TO BE DONE:
In the listing below, locate the lines that hold the string "инвестиционных". Copy those lines.

[Saved entries]

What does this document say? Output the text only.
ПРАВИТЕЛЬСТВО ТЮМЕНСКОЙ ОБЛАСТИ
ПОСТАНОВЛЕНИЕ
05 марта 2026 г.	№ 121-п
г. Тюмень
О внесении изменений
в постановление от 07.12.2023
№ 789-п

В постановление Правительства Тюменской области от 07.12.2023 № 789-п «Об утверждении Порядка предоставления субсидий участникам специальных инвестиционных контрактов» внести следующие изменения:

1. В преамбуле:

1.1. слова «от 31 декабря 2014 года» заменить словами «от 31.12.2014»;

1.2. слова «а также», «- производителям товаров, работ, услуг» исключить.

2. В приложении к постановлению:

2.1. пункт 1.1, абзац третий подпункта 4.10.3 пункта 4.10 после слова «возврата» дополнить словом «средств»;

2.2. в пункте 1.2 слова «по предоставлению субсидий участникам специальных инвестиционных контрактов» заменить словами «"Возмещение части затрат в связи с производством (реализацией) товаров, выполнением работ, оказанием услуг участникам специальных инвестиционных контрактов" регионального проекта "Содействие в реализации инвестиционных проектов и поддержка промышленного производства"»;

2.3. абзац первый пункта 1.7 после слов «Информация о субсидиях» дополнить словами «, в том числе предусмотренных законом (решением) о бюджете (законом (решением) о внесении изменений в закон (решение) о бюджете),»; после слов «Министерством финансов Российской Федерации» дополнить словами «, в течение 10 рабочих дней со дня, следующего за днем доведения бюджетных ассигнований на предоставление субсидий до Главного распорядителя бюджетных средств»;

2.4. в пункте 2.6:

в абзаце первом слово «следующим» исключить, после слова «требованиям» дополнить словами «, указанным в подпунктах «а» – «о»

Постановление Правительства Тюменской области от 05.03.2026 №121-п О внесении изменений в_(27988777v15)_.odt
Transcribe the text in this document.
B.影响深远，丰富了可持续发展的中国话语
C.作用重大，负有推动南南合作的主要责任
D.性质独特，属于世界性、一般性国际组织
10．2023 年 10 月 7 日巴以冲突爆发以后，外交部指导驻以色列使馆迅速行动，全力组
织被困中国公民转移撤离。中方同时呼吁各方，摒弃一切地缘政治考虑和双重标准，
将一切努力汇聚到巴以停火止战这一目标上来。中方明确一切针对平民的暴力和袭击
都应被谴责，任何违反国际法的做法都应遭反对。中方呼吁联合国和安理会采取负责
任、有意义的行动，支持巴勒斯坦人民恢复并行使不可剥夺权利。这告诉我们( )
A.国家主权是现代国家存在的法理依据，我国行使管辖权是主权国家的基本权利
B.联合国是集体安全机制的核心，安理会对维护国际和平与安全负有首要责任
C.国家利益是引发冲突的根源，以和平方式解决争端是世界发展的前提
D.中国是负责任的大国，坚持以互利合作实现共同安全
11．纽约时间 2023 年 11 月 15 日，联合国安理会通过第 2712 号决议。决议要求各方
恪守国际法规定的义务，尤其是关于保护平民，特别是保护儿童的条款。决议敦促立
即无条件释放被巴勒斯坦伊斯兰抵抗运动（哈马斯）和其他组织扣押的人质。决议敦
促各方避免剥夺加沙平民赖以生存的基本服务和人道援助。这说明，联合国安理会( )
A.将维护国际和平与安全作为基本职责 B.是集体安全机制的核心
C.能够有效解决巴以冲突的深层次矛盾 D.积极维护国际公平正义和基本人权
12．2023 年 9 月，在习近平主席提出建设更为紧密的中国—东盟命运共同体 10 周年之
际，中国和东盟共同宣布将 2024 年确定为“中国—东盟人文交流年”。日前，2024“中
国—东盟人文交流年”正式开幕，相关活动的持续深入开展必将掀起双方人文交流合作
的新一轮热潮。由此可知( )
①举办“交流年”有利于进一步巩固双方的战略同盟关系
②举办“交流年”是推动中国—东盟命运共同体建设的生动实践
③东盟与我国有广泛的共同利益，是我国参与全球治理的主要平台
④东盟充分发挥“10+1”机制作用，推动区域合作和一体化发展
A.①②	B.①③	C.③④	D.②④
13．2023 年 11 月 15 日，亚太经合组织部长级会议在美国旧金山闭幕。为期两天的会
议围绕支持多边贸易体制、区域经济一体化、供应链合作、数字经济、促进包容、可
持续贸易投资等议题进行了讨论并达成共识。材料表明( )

FINAL ANSWER:
В постановление Правительства Тюменской области от 07.12.2023 № 789-п «Об утверждении Порядка предоставления субсидий участникам специальных инвестиционных контрактов» внести следующие изменения:
2.2. в пункте 1.2 слова «по предоставлению субсидий участникам специальных инвестиционных контрактов» заменить словами «"Возмещение части затрат в связи с производством (реализацией) товаров, выполнением работ, оказанием услуг участникам специальных инвестиционных контрактов" регионального проекта "Содействие в реализации инвестиционных проектов и поддержка промышленного производства"»;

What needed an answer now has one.